** Task statement **
Quote the records beneath, complete and exact. Leave out images.

** Data supplied **
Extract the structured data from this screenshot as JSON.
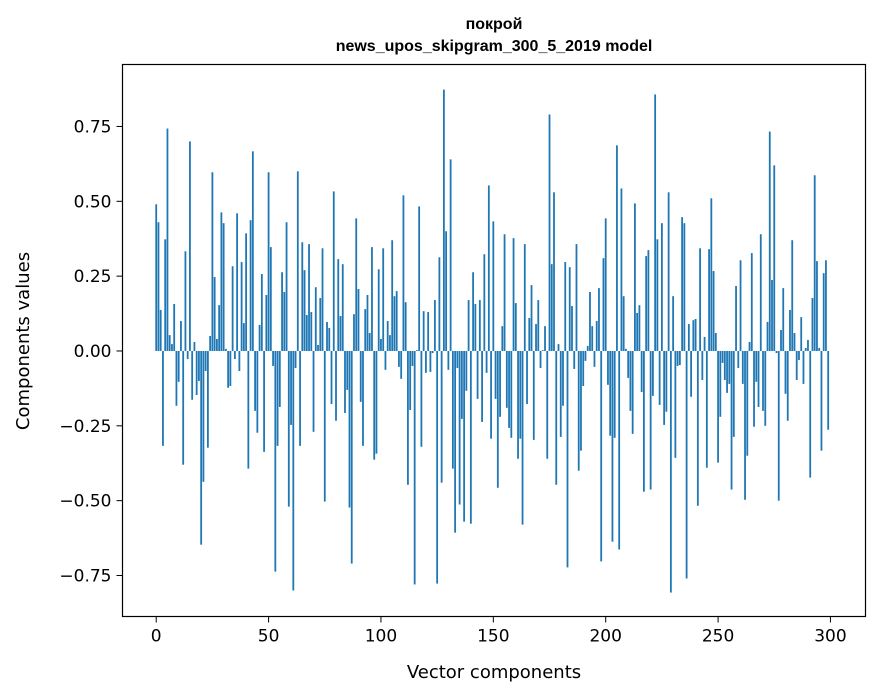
{
  "chart_data": {
    "type": "bar",
    "title": "покрой",
    "subtitle": "news_upos_skipgram_300_5_2019 model",
    "xlabel": "Vector components",
    "ylabel": "Components values",
    "xlim": [
      -15,
      315.6
    ],
    "ylim": [
      -0.887,
      0.957
    ],
    "xticks": [
      0,
      50,
      100,
      150,
      200,
      250,
      300
    ],
    "xtick_labels": [
      "0",
      "50",
      "100",
      "150",
      "200",
      "250",
      "300"
    ],
    "yticks": [
      -0.75,
      -0.5,
      -0.25,
      0,
      0.25,
      0.5,
      0.75
    ],
    "ytick_labels": [
      "−0.75",
      "−0.50",
      "−0.25",
      "0.00",
      "0.25",
      "0.50",
      "0.75"
    ],
    "grid": false,
    "color": "#1f77b4",
    "values": [
      0.49,
      0.43,
      0.137,
      -0.317,
      0.373,
      0.743,
      0.053,
      0.023,
      0.157,
      -0.183,
      -0.103,
      0.1,
      -0.38,
      0.333,
      -0.027,
      0.7,
      -0.163,
      0.03,
      -0.147,
      -0.1,
      -0.647,
      -0.437,
      -0.067,
      -0.323,
      0.05,
      0.597,
      0.247,
      0.04,
      0.153,
      0.463,
      0.427,
      0.007,
      -0.123,
      -0.117,
      0.283,
      -0.027,
      0.46,
      -0.067,
      0.297,
      0.093,
      0.393,
      -0.393,
      0.437,
      0.667,
      -0.2,
      -0.273,
      0.087,
      0.257,
      -0.337,
      0.187,
      0.597,
      0.347,
      -0.05,
      -0.737,
      -0.317,
      -0.187,
      0.263,
      0.197,
      0.43,
      -0.52,
      -0.247,
      -0.8,
      -0.057,
      0.6,
      -0.317,
      0.363,
      0.27,
      0.12,
      0.357,
      0.13,
      -0.27,
      0.213,
      0.02,
      0.177,
      0.343,
      -0.503,
      0.097,
      0.077,
      -0.177,
      0.533,
      -0.233,
      0.307,
      0.117,
      0.29,
      -0.207,
      -0.13,
      -0.523,
      -0.71,
      0.123,
      0.443,
      0.207,
      -0.17,
      -0.317,
      0.14,
      0.187,
      0.06,
      0.347,
      -0.363,
      -0.343,
      0.273,
      0.04,
      0.343,
      -0.063,
      0.1,
      0.053,
      0.37,
      0.183,
      0.2,
      -0.053,
      -0.093,
      0.52,
      0.163,
      -0.447,
      -0.197,
      -0.05,
      -0.78,
      0.003,
      0.483,
      -0.32,
      0.133,
      -0.073,
      0.13,
      -0.07,
      -0.007,
      0.17,
      -0.777,
      0.313,
      -0.44,
      0.873,
      0.4,
      -0.063,
      0.64,
      -0.393,
      -0.607,
      -0.057,
      -0.513,
      -0.227,
      -0.57,
      -0.133,
      0.17,
      -0.577,
      0.263,
      0.157,
      -0.16,
      0.17,
      -0.237,
      0.323,
      -0.073,
      0.553,
      -0.293,
      0.433,
      -0.16,
      -0.457,
      -0.22,
      0.083,
      0.39,
      -0.19,
      -0.257,
      -0.29,
      0.377,
      0.16,
      -0.36,
      -0.293,
      -0.58,
      0.357,
      -0.177,
      0.11,
      0.22,
      -0.297,
      0.09,
      0.17,
      -0.057,
      0.003,
      0.083,
      -0.36,
      0.79,
      0.29,
      0.53,
      -0.447,
      0.023,
      -0.287,
      -0.183,
      0.297,
      -0.723,
      0.28,
      0.15,
      -0.06,
      0.357,
      -0.4,
      -0.333,
      -0.117,
      -0.033,
      0.017,
      0.197,
      0.083,
      -0.053,
      0.1,
      0.21,
      -0.703,
      0.31,
      0.443,
      -0.113,
      -0.283,
      -0.637,
      -0.29,
      0.687,
      -0.663,
      0.543,
      0.183,
      0.007,
      -0.09,
      -0.2,
      -0.277,
      0.493,
      0.127,
      0.153,
      -0.137,
      -0.47,
      0.317,
      0.337,
      -0.463,
      -0.15,
      0.857,
      0.373,
      -0.18,
      0.427,
      -0.247,
      -0.203,
      0.53,
      -0.807,
      0.183,
      -0.357,
      -0.05,
      -0.047,
      0.447,
      0.427,
      -0.76,
      0.09,
      -0.153,
      0.103,
      0.107,
      -0.517,
      0.343,
      -0.097,
      0.047,
      -0.39,
      0.34,
      0.51,
      0.267,
      0.06,
      -0.373,
      -0.22,
      -0.04,
      -0.097,
      -0.14,
      -0.11,
      -0.463,
      -0.287,
      0.217,
      -0.057,
      0.303,
      -0.11,
      -0.497,
      -0.35,
      0.03,
      0.327,
      -0.253,
      -0.103,
      -0.187,
      0.39,
      -0.2,
      -0.25,
      0.097,
      0.733,
      0.237,
      0.62,
      -0.007,
      -0.5,
      0.07,
      0.21,
      -0.143,
      -0.233,
      0.137,
      0.37,
      0.06,
      -0.097,
      -0.03,
      0.113,
      -0.11,
      0.01,
      0.037,
      -0.423,
      0.177,
      0.587,
      0.3,
      0.01,
      -0.333,
      0.26,
      0.303,
      -0.263
    ]
  }
}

** Reply **
Extract the structured data from this screenshot as JSON.
{
  "chart_data": {
    "type": "bar",
    "title": "покрой",
    "subtitle": "news_upos_skipgram_300_5_2019 model",
    "xlabel": "Vector components",
    "ylabel": "Components values",
    "xlim": [
      -15,
      315.6
    ],
    "ylim": [
      -0.887,
      0.957
    ],
    "xticks": [
      0,
      50,
      100,
      150,
      200,
      250,
      300
    ],
    "xtick_labels": [
      "0",
      "50",
      "100",
      "150",
      "200",
      "250",
      "300"
    ],
    "yticks": [
      -0.75,
      -0.5,
      -0.25,
      0,
      0.25,
      0.5,
      0.75
    ],
    "ytick_labels": [
      "−0.75",
      "−0.50",
      "−0.25",
      "0.00",
      "0.25",
      "0.50",
      "0.75"
    ],
    "grid": false,
    "color": "#1f77b4",
    "values": [
      0.49,
      0.43,
      0.137,
      -0.317,
      0.373,
      0.743,
      0.053,
      0.023,
      0.157,
      -0.183,
      -0.103,
      0.1,
      -0.38,
      0.333,
      -0.027,
      0.7,
      -0.163,
      0.03,
      -0.147,
      -0.1,
      -0.647,
      -0.437,
      -0.067,
      -0.323,
      0.05,
      0.597,
      0.247,
      0.04,
      0.153,
      0.463,
      0.427,
      0.007,
      -0.123,
      -0.117,
      0.283,
      -0.027,
      0.46,
      -0.067,
      0.297,
      0.093,
      0.393,
      -0.393,
      0.437,
      0.667,
      -0.2,
      -0.273,
      0.087,
      0.257,
      -0.337,
      0.187,
      0.597,
      0.347,
      -0.05,
      -0.737,
      -0.317,
      -0.187,
      0.263,
      0.197,
      0.43,
      -0.52,
      -0.247,
      -0.8,
      -0.057,
      0.6,
      -0.317,
      0.363,
      0.27,
      0.12,
      0.357,
      0.13,
      -0.27,
      0.213,
      0.02,
      0.177,
      0.343,
      -0.503,
      0.097,
      0.077,
      -0.177,
      0.533,
      -0.233,
      0.307,
      0.117,
      0.29,
      -0.207,
      -0.13,
      -0.523,
      -0.71,
      0.123,
      0.443,
      0.207,
      -0.17,
      -0.317,
      0.14,
      0.187,
      0.06,
      0.347,
      -0.363,
      -0.343,
      0.273,
      0.04,
      0.343,
      -0.063,
      0.1,
      0.053,
      0.37,
      0.183,
      0.2,
      -0.053,
      -0.093,
      0.52,
      0.163,
      -0.447,
      -0.197,
      -0.05,
      -0.78,
      0.003,
      0.483,
      -0.32,
      0.133,
      -0.073,
      0.13,
      -0.07,
      -0.007,
      0.17,
      -0.777,
      0.313,
      -0.44,
      0.873,
      0.4,
      -0.063,
      0.64,
      -0.393,
      -0.607,
      -0.057,
      -0.513,
      -0.227,
      -0.57,
      -0.133,
      0.17,
      -0.577,
      0.263,
      0.157,
      -0.16,
      0.17,
      -0.237,
      0.323,
      -0.073,
      0.553,
      -0.293,
      0.433,
      -0.16,
      -0.457,
      -0.22,
      0.083,
      0.39,
      -0.19,
      -0.257,
      -0.29,
      0.377,
      0.16,
      -0.36,
      -0.293,
      -0.58,
      0.357,
      -0.177,
      0.11,
      0.22,
      -0.297,
      0.09,
      0.17,
      -0.057,
      0.003,
      0.083,
      -0.36,
      0.79,
      0.29,
      0.53,
      -0.447,
      0.023,
      -0.287,
      -0.183,
      0.297,
      -0.723,
      0.28,
      0.15,
      -0.06,
      0.357,
      -0.4,
      -0.333,
      -0.117,
      -0.033,
      0.017,
      0.197,
      0.083,
      -0.053,
      0.1,
      0.21,
      -0.703,
      0.31,
      0.443,
      -0.113,
      -0.283,
      -0.637,
      -0.29,
      0.687,
      -0.663,
      0.543,
      0.183,
      0.007,
      -0.09,
      -0.2,
      -0.277,
      0.493,
      0.127,
      0.153,
      -0.137,
      -0.47,
      0.317,
      0.337,
      -0.463,
      -0.15,
      0.857,
      0.373,
      -0.18,
      0.427,
      -0.247,
      -0.203,
      0.53,
      -0.807,
      0.183,
      -0.357,
      -0.05,
      -0.047,
      0.447,
      0.427,
      -0.76,
      0.09,
      -0.153,
      0.103,
      0.107,
      -0.517,
      0.343,
      -0.097,
      0.047,
      -0.39,
      0.34,
      0.51,
      0.267,
      0.06,
      -0.373,
      -0.22,
      -0.04,
      -0.097,
      -0.14,
      -0.11,
      -0.463,
      -0.287,
      0.217,
      -0.057,
      0.303,
      -0.11,
      -0.497,
      -0.35,
      0.03,
      0.327,
      -0.253,
      -0.103,
      -0.187,
      0.39,
      -0.2,
      -0.25,
      0.097,
      0.733,
      0.237,
      0.62,
      -0.007,
      -0.5,
      0.07,
      0.21,
      -0.143,
      -0.233,
      0.137,
      0.37,
      0.06,
      -0.097,
      -0.03,
      0.113,
      -0.11,
      0.01,
      0.037,
      -0.423,
      0.177,
      0.587,
      0.3,
      0.01,
      -0.333,
      0.26,
      0.303,
      -0.263
    ]
  }
}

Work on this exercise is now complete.